● Task inputs
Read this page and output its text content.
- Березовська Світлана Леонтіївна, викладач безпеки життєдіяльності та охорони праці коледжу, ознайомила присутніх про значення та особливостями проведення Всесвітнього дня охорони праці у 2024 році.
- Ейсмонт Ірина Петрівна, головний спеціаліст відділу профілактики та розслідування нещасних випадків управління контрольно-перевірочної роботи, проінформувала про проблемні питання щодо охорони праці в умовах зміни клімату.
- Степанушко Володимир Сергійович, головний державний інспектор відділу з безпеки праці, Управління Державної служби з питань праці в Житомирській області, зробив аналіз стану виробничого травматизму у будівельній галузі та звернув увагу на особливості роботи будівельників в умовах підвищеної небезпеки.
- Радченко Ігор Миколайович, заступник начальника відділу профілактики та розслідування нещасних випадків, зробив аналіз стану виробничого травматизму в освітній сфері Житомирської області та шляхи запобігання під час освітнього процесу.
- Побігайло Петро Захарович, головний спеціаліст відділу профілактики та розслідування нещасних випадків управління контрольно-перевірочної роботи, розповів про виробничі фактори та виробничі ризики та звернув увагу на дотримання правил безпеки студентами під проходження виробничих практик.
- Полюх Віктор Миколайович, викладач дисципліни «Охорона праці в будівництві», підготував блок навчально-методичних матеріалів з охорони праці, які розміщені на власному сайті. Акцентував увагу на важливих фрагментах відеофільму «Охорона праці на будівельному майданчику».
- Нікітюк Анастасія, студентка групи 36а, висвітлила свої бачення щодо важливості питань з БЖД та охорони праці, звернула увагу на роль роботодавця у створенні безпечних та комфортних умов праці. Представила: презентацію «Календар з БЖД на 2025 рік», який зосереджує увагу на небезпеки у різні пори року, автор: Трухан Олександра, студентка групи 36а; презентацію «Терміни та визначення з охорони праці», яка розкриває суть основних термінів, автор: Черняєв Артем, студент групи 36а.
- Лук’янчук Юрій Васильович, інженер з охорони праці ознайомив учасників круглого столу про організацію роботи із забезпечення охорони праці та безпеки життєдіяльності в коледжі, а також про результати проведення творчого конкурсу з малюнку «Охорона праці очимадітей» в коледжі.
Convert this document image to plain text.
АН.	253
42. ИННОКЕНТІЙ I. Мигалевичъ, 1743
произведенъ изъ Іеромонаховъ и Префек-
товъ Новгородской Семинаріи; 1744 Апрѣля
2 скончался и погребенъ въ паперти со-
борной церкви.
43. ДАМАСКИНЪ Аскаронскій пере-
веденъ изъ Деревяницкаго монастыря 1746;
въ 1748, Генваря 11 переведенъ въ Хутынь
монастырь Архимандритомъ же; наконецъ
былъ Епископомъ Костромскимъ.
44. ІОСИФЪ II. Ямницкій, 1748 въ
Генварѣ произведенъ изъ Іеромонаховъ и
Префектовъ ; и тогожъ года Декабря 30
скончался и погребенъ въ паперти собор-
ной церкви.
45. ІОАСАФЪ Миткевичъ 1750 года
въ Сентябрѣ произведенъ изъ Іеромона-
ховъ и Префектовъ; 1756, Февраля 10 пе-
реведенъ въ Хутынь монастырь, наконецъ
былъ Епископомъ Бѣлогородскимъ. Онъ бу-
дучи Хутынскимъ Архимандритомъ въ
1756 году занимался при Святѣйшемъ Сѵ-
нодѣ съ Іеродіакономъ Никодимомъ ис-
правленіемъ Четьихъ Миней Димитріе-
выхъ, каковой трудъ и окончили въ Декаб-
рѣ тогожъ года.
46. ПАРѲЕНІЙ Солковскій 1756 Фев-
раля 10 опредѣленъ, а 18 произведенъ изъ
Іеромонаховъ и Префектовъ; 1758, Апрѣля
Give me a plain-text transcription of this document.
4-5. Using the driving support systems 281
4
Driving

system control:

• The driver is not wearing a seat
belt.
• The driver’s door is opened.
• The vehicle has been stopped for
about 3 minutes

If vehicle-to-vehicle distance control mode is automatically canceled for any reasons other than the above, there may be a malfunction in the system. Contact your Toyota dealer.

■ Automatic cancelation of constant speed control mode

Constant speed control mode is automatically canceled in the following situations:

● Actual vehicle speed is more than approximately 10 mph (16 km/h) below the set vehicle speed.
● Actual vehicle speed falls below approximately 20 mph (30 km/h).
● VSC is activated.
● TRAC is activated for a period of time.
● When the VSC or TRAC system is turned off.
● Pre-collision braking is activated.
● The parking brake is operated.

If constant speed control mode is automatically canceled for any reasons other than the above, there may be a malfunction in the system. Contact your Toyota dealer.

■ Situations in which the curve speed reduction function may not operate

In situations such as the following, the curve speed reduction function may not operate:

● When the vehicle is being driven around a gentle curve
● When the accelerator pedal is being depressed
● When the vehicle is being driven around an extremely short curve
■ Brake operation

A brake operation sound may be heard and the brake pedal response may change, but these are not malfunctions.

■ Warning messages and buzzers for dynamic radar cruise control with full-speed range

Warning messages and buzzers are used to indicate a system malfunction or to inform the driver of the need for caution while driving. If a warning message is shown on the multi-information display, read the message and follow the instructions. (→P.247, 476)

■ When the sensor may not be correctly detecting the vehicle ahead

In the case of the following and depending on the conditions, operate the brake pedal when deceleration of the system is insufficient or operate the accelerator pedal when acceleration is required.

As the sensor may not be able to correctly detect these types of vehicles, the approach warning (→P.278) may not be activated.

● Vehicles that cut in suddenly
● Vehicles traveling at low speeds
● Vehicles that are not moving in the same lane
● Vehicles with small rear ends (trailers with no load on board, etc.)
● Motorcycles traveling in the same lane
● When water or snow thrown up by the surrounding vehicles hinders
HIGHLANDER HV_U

● Exercise brief
Reproduce the full listing word for word.

● Exercise result
Read this page and output its text content.
- Березовська Світлана Леонтіївна, викладач безпеки життєдіяльності та охорони праці коледжу, ознайомила присутніх про значення та особливостями проведення Всесвітнього дня охорони праці у 2024 році.
- Ейсмонт Ірина Петрівна, головний спеціаліст відділу профілактики та розслідування нещасних випадків управління контрольно-перевірочної роботи, проінформувала про проблемні питання щодо охорони праці в умовах зміни клімату.
- Степанушко Володимир Сергійович, головний державний інспектор відділу з безпеки праці, Управління Державної служби з питань праці в Житомирській області, зробив аналіз стану виробничого травматизму у будівельній галузі та звернув увагу на особливості роботи будівельників в умовах підвищеної небезпеки.
- Радченко Ігор Миколайович, заступник начальника відділу профілактики та розслідування нещасних випадків, зробив аналіз стану виробничого травматизму в освітній сфері Житомирської області та шляхи запобігання під час освітнього процесу.
- Побігайло Петро Захарович, головний спеціаліст відділу профілактики та розслідування нещасних випадків управління контрольно-перевірочної роботи, розповів про виробничі фактори та виробничі ризики та звернув увагу на дотримання правил безпеки студентами під проходження виробничих практик.
- Полюх Віктор Миколайович, викладач дисципліни «Охорона праці в будівництві», підготував блок навчально-методичних матеріалів з охорони праці, які розміщені на власному сайті. Акцентував увагу на важливих фрагментах відеофільму «Охорона праці на будівельному майданчику».
- Нікітюк Анастасія, студентка групи 36а, висвітлила свої бачення щодо важливості питань з БЖД та охорони праці, звернула увагу на роль роботодавця у створенні безпечних та комфортних умов праці. Представила: презентацію «Календар з БЖД на 2025 рік», який зосереджує увагу на небезпеки у різні пори року, автор: Трухан Олександра, студентка групи 36а; презентацію «Терміни та визначення з охорони праці», яка розкриває суть основних термінів, автор: Черняєв Артем, студент групи 36а.
- Лук’янчук Юрій Васильович, інженер з охорони праці ознайомив учасників круглого столу про організацію роботи із забезпечення охорони праці та безпеки життєдіяльності в коледжі, а також про результати проведення творчого конкурсу з малюнку «Охорона праці очимадітей» в коледжі.
Convert this document image to plain text.
АН.	253
42. ИННОКЕНТІЙ I. Мигалевичъ, 1743
произведенъ изъ Іеромонаховъ и Префек-
товъ Новгородской Семинаріи; 1744 Апрѣля
2 скончался и погребенъ въ паперти со-
борной церкви.
43. ДАМАСКИНЪ Аскаронскій пере-
веденъ изъ Деревяницкаго монастыря 1746;
въ 1748, Генваря 11 переведенъ въ Хутынь
монастырь Архимандритомъ же; наконецъ
былъ Епископомъ Костромскимъ.
44. ІОСИФЪ II. Ямницкій, 1748 въ
Генварѣ произведенъ изъ Іеромонаховъ и
Префектовъ ; и тогожъ года Декабря 30
скончался и погребенъ въ паперти собор-
ной церкви.
45. ІОАСАФЪ Миткевичъ 1750 года
въ Сентябрѣ произведенъ изъ Іеромона-
ховъ и Префектовъ; 1756, Февраля 10 пе-
реведенъ въ Хутынь монастырь, наконецъ
былъ Епископомъ Бѣлогородскимъ. Онъ бу-
дучи Хутынскимъ Архимандритомъ въ
1756 году занимался при Святѣйшемъ Сѵ-
нодѣ съ Іеродіакономъ Никодимомъ ис-
правленіемъ Четьихъ Миней Димитріе-
выхъ, каковой трудъ и окончили въ Декаб-
рѣ тогожъ года.
46. ПАРѲЕНІЙ Солковскій 1756 Фев-
раля 10 опредѣленъ, а 18 произведенъ изъ
Іеромонаховъ и Префектовъ; 1758, Апрѣля
Give me a plain-text transcription of this document.
4-5. Using the driving support systems 281
4
Driving

system control:

• The driver is not wearing a seat
belt.
• The driver’s door is opened.
• The vehicle has been stopped for
about 3 minutes

If vehicle-to-vehicle distance control mode is automatically canceled for any reasons other than the above, there may be a malfunction in the system. Contact your Toyota dealer.

■ Automatic cancelation of constant speed control mode

Constant speed control mode is automatically canceled in the following situations:

● Actual vehicle speed is more than approximately 10 mph (16 km/h) below the set vehicle speed.
● Actual vehicle speed falls below approximately 20 mph (30 km/h).
● VSC is activated.
● TRAC is activated for a period of time.
● When the VSC or TRAC system is turned off.
● Pre-collision braking is activated.
● The parking brake is operated.

If constant speed control mode is automatically canceled for any reasons other than the above, there may be a malfunction in the system. Contact your Toyota dealer.

■ Situations in which the curve speed reduction function may not operate

In situations such as the following, the curve speed reduction function may not operate:

● When the vehicle is being driven around a gentle curve
● When the accelerator pedal is being depressed
● When the vehicle is being driven around an extremely short curve
■ Brake operation

A brake operation sound may be heard and the brake pedal response may change, but these are not malfunctions.

■ Warning messages and buzzers for dynamic radar cruise control with full-speed range

Warning messages and buzzers are used to indicate a system malfunction or to inform the driver of the need for caution while driving. If a warning message is shown on the multi-information display, read the message and follow the instructions. (→P.247, 476)

■ When the sensor may not be correctly detecting the vehicle ahead

In the case of the following and depending on the conditions, operate the brake pedal when deceleration of the system is insufficient or operate the accelerator pedal when acceleration is required.

As the sensor may not be able to correctly detect these types of vehicles, the approach warning (→P.278) may not be activated.

● Vehicles that cut in suddenly
● Vehicles traveling at low speeds
● Vehicles that are not moving in the same lane
● Vehicles with small rear ends (trailers with no load on board, etc.)
● Motorcycles traveling in the same lane
● When water or snow thrown up by the surrounding vehicles hinders
HIGHLANDER HV_U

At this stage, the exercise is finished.